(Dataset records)
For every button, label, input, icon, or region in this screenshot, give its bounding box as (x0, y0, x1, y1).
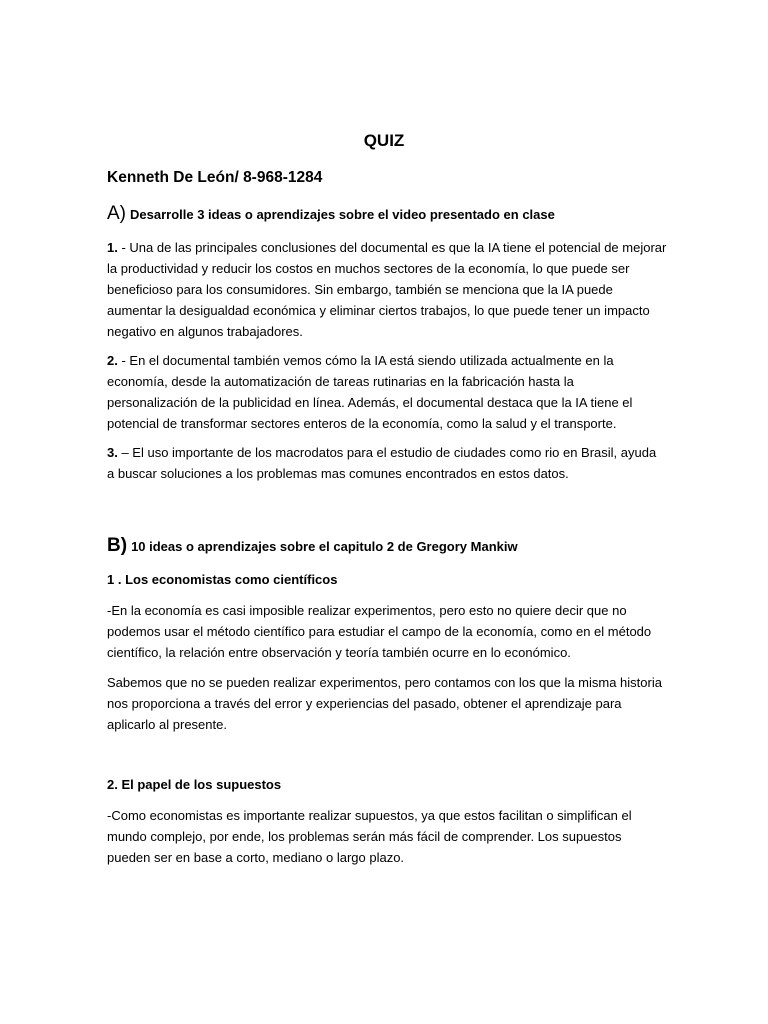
item-number: 1. (107, 240, 118, 255)
topic-1-paragraph-2: Sabemos que no se pueden realizar experimentos, pero contamos con los que la misma historia nos proporciona a través del error y experiencias del pasado, obtener el aprendizaje para aplicarlo al presente. (107, 675, 662, 732)
section-b-heading (107, 535, 518, 557)
item-number: 3. (107, 445, 118, 460)
topic-1-heading: 1 . Los economistas como científicos (107, 572, 338, 587)
page-title: QUIZ (363, 131, 405, 150)
section-a-letter: A) (107, 203, 126, 224)
section-b-heading-text: 10 ideas o aprendizajes sobre el capitulo 2 de Gregory Mankiw (131, 539, 518, 554)
author-line: Kenneth De León/ 8-968-1284 (107, 169, 323, 186)
topic-1-paragraph-1: -En la economía es casi imposible realizar experimentos, pero esto no quiere decir que no podemos usar el método científico para estudiar el campo de la economía, como en el método científico, la relación entre observación y teoría también ocurre en lo económico. (107, 603, 652, 660)
item-number: 2. (107, 353, 118, 368)
topic-2-heading: 2. El papel de los supuestos (107, 777, 282, 792)
section-a-heading (107, 203, 555, 225)
section-a-item-3 (107, 442, 667, 484)
item-text: - En el documental también vemos cómo la IA está siendo utilizada actualmente en la economía, desde la automatización de tareas rutinarias en la fabricación hasta la personalización de la publicidad en línea. Además, el documental destaca que la IA tiene el potencial de transformar sectores enteros de la economía, como la salud y el transporte. (107, 353, 633, 431)
section-a-item-2 (107, 350, 667, 434)
topic-2-paragraph-1: -Como economistas es importante realizar supuestos, ya que estos facilitan o simplifican el mundo complejo, por ende, los problemas serán más fácil de comprender. Los supuestos pueden ser en base a corto, mediano o largo plazo. (107, 808, 632, 865)
item-text: - Una de las principales conclusiones del documental es que la IA tiene el potencial de mejorar la productividad y reducir los costos en muchos sectores de la economía, lo que puede ser beneficioso para los consumidores. Sin embargo, también se menciona que la IA puede aumentar la desigualdad económica y eliminar ciertos trabajos, lo que puede tener un impacto negativo en algunos trabajadores. (107, 240, 667, 339)
section-a-heading-text: Desarrolle 3 ideas o aprendizajes sobre el video presentado en clase (130, 207, 555, 222)
section-b-letter: B) (107, 535, 128, 556)
item-text: – El uso importante de los macrodatos para el estudio de ciudades como rio en Brasil, ayuda a buscar soluciones a los problemas mas comunes encontrados en estos datos. (107, 445, 657, 481)
section-a-item-1 (107, 237, 667, 342)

**To do:** Write out the entries word for word, starting at the line that contains "item-number: 1. (107, 240, 118, 255)" and ending after the line that contains "author-line: Kenneth De".

**Result:**
item-number: 1. (107, 240, 118, 255)
topic-1-paragraph-2: Sabemos que no se pueden realizar experimentos, pero contamos con los que la misma historia nos proporciona a través del error y experiencias del pasado, obtener el aprendizaje para aplicarlo al presente. (107, 675, 662, 732)
section-b-heading (107, 535, 518, 557)
item-number: 3. (107, 445, 118, 460)
topic-1-heading: 1 . Los economistas como científicos (107, 572, 338, 587)
page-title: QUIZ (363, 131, 405, 150)
section-a-letter: A) (107, 203, 126, 224)
section-b-heading-text: 10 ideas o aprendizajes sobre el capitulo 2 de Gregory Mankiw (131, 539, 518, 554)
author-line: Kenneth De León/ 8-968-1284 (107, 169, 323, 186)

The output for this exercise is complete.